What is asked:
Count every line of the listing where the string "reviews" occurs, and reply with the count alone.

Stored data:

· · ·

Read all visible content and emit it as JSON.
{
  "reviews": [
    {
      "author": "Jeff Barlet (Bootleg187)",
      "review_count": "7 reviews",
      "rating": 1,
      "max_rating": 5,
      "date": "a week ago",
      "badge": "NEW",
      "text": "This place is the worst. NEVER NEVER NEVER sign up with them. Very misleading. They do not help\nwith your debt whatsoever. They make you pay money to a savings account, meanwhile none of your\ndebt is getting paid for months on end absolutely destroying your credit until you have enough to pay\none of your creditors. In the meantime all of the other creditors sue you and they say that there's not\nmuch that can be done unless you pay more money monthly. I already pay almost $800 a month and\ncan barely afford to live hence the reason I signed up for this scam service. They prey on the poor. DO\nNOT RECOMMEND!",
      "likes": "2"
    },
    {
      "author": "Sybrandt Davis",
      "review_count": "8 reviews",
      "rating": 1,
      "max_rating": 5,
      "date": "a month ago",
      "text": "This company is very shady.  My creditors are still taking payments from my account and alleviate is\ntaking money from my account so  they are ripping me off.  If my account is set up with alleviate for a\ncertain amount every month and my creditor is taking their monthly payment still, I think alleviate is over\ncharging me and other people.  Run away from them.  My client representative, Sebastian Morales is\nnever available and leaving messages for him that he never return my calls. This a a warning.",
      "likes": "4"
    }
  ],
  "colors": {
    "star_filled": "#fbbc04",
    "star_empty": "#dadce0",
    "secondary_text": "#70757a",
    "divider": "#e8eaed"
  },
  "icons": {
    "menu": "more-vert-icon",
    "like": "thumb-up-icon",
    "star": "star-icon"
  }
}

· · ·

Finished exercise:
3